Problem to work on: Check each line for the string "seudun" and give only the count of lines that have it.
● ● ● ● ●
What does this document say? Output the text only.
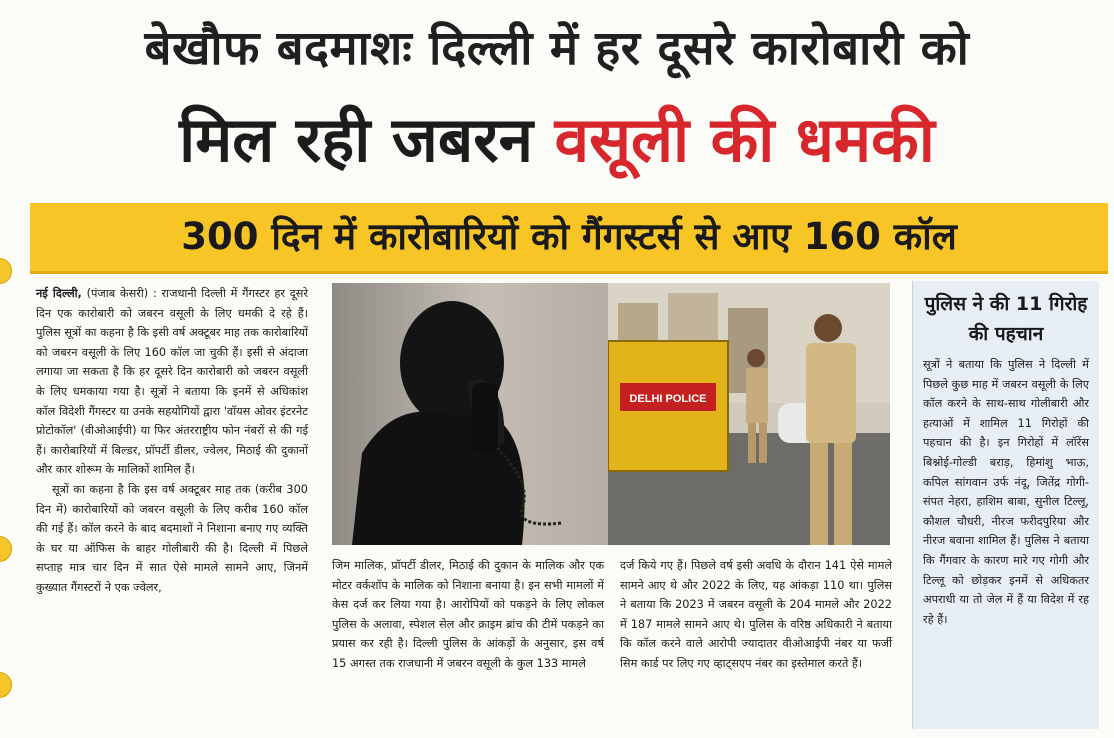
बेखौफ बदमाशः दिल्ली में हर दूसरे कारोबारी को
मिल रही जबरन वसूली की धमकी
300 दिन में कारोबारियों को गैंगस्टर्स से आए 160 कॉल

नई दिल्ली, (पंजाब केसरी) : राजधानी दिल्ली में गैंगस्टर हर दूसरे दिन एक कारोबारी को जबरन वसूली के लिए धमकी दे रहे हैं। पुलिस सूत्रों का कहना है कि इसी वर्ष अक्टूबर माह तक कारोबारियों को जबरन वसूली के लिए 160 कॉल जा चुकी हैं। इसी से अंदाजा लगाया जा सकता है कि हर दूसरे दिन कारोबारी को जबरन वसूली के लिए धमकाया गया है। सूत्रों ने बताया कि इनमें से अधिकांश कॉल विदेशी गैंगस्टर या उनके सहयोगियों द्वारा 'वॉयस ओवर इंटरनेट प्रोटोकॉल' (वीओआईपी) या फिर अंतरराष्ट्रीय फोन नंबरों से की गई हैं। कारोबारियों में बिल्डर, प्रॉपर्टी डीलर, ज्वेलर, मिठाई की दुकानों और कार शोरूम के मालिकों शामिल हैं।

सूत्रों का कहना है कि इस वर्ष अक्टूबर माह तक (करीब 300 दिन में) कारोबारियों को जबरन वसूली के लिए करीब 160 कॉल की गई हैं। कॉल करने के बाद बदमाशों ने निशाना बनाए गए व्यक्ति के घर या ऑफिस के बाहर गोलीबारी की है। दिल्ली में पिछले सप्ताह मात्र चार दिन में सात ऐसे मामले सामने आए, जिनमें कुख्यात गैंगस्टरों ने एक ज्वेलर,

DELHI POLICE

जिम मालिक, प्रॉपर्टी डीलर, मिठाई की दुकान के मालिक और एक मोटर वर्कशॉप के मालिक को निशाना बनाया है। इन सभी मामलों में केस दर्ज कर लिया गया है। आरोपियों को पकड़ने के लिए लोकल पुलिस के अलावा, स्पेशल सेल और क्राइम ब्रांच की टीमें पकड़ने का प्रयास कर रही है। दिल्ली पुलिस के आंकड़ों के अनुसार, इस वर्ष 15 अगस्त तक राजधानी में जबरन वसूली के कुल 133 मामले

दर्ज किये गए हैं। पिछले वर्ष इसी अवधि के दौरान 141 ऐसे मामले सामने आए थे और 2022 के लिए, यह आंकड़ा 110 था। पुलिस ने बताया कि 2023 में जबरन वसूली के 204 मामले और 2022 में 187 मामले सामने आए थे। पुलिस के वरिष्ठ अधिकारी ने बताया कि कॉल करने वाले आरोपी ज्यादातर वीओआईपी नंबर या फर्जी सिम कार्ड पर लिए गए व्हाट्सएप नंबर का इस्तेमाल करते हैं।

पुलिस ने की 11 गिरोह की पहचान

सूत्रों ने बताया कि पुलिस ने दिल्ली में पिछले कुछ माह में जबरन वसूली के लिए कॉल करने के साथ-साथ गोलीबारी और हत्याओं में शामिल 11 गिरोहों की पहचान की है। इन गिरोहों में लॉरेंस बिश्नोई-गोल्डी बराड़, हिमांशु भाऊ, कपिल सांगवान उर्फ नंदू, जितेंद्र गोगी-संपत नेहरा, हाशिम बाबा, सुनील टिल्लू, कौशल चौधरी, नीरज फरीदपुरिया और नीरज बवाना शामिल हैं। पुलिस ने बताया कि गैंगवार के कारण मारे गए गोगी और टिल्लू को छोड़कर इनमें से अधिकतर अपराधी या तो जेल में हैं या विदेश में रह रहे हैं।
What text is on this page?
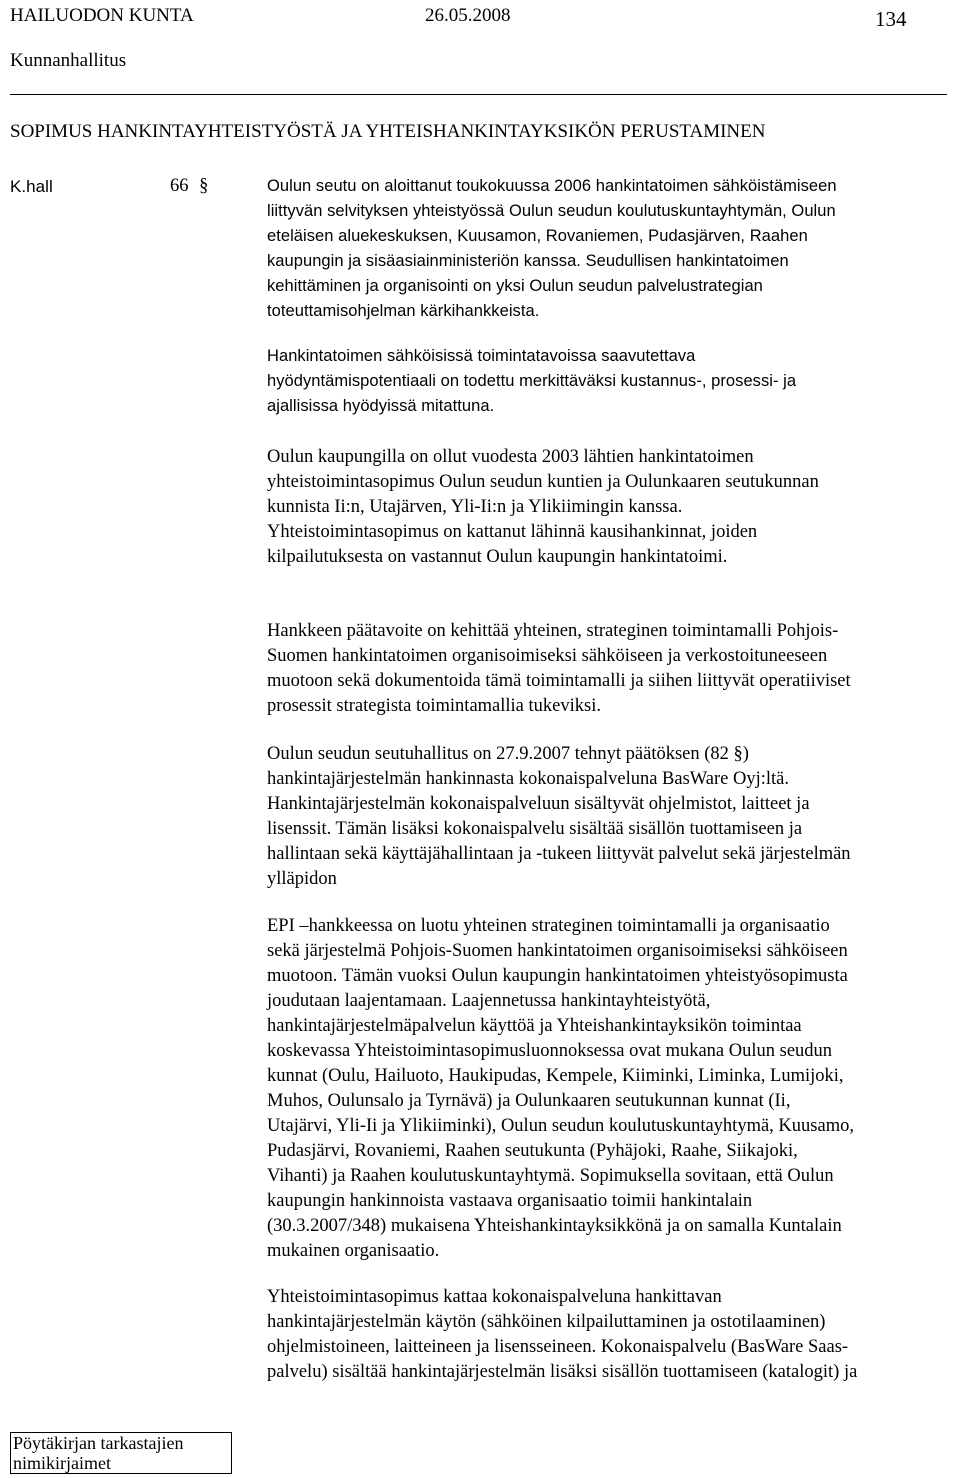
HAILUODON KUNTA	26.05.2008	134
Kunnanhallitus
SOPIMUS HANKINTAYHTEISTYÖSTÄ JA YHTEISHANKINTAYKSIKÖN PERUSTAMINEN
K.hall	66 §	Oulun seutu on aloittanut toukokuussa 2006 hankintatoimen sähköistämiseen
liittyvän selvityksen yhteistyössä Oulun seudun koulutuskuntayhtymän, Oulun
eteläisen aluekeskuksen, Kuusamon, Rovaniemen, Pudasjärven, Raahen
kaupungin ja sisäasiainministeriön kanssa. Seudullisen hankintatoimen
kehittäminen ja organisointi on yksi Oulun seudun palvelustrategian
toteuttamisohjelman kärkihankkeista.
Hankintatoimen sähköisissä toimintatavoissa saavutettava
hyödyntämispotentiaali on todettu merkittäväksi kustannus-, prosessi- ja
ajallisissa hyödyissä mitattuna.
Oulun kaupungilla on ollut vuodesta 2003 lähtien hankintatoimen
yhteistoimintasopimus Oulun seudun kuntien ja Oulunkaaren seutukunnan
kunnista Ii:n, Utajärven, Yli-Ii:n ja Ylikiimingin kanssa.
Yhteistoimintasopimus on kattanut lähinnä kausihankinnat, joiden
kilpailutuksesta on vastannut Oulun kaupungin hankintatoimi.
Hankkeen päätavoite on kehittää yhteinen, strateginen toimintamalli Pohjois-
Suomen hankintatoimen organisoimiseksi sähköiseen ja verkostoituneeseen
muotoon sekä dokumentoida tämä toimintamalli ja siihen liittyvät operatiiviset
prosessit strategista toimintamallia tukeviksi.
Oulun seudun seutuhallitus on 27.9.2007 tehnyt päätöksen (82 §)
hankintajärjestelmän hankinnasta kokonaispalveluna BasWare Oyj:ltä.
Hankintajärjestelmän kokonaispalveluun sisältyvät ohjelmistot, laitteet ja
lisenssit. Tämän lisäksi kokonaispalvelu sisältää sisällön tuottamiseen ja
hallintaan sekä käyttäjähallintaan ja -tukeen liittyvät palvelut sekä järjestelmän
ylläpidon
EPI –hankkeessa on luotu yhteinen strateginen toimintamalli ja organisaatio
sekä järjestelmä Pohjois-Suomen hankintatoimen organisoimiseksi sähköiseen
muotoon. Tämän vuoksi Oulun kaupungin hankintatoimen yhteistyösopimusta
joudutaan laajentamaan. Laajennetussa hankintayhteistyötä,
hankintajärjestelmäpalvelun käyttöä ja Yhteishankintayksikön toimintaa
koskevassa Yhteistoimintasopimusluonnoksessa ovat mukana Oulun seudun
kunnat (Oulu, Hailuoto, Haukipudas, Kempele, Kiiminki, Liminka, Lumijoki,
Muhos, Oulunsalo ja Tyrnävä) ja Oulunkaaren seutukunnan kunnat (Ii,
Utajärvi, Yli-Ii ja Ylikiiminki), Oulun seudun koulutuskuntayhtymä, Kuusamo,
Pudasjärvi, Rovaniemi, Raahen seutukunta (Pyhäjoki, Raahe, Siikajoki,
Vihanti) ja Raahen koulutuskuntayhtymä. Sopimuksella sovitaan, että Oulun
kaupungin hankinnoista vastaava organisaatio toimii hankintalain
(30.3.2007/348) mukaisena Yhteishankintayksikkönä ja on samalla Kuntalain
mukainen organisaatio.
Yhteistoimintasopimus kattaa kokonaispalveluna hankittavan
hankintajärjestelmän käytön (sähköinen kilpailuttaminen ja ostotilaaminen)
ohjelmistoineen, laitteineen ja lisensseineen. Kokonaispalvelu (BasWare Saas-
palvelu) sisältää hankintajärjestelmän lisäksi sisällön tuottamiseen (katalogit) ja
Pöytäkirjan tarkastajien
nimikirjaimet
● ● ● ● ●
Task solution: 6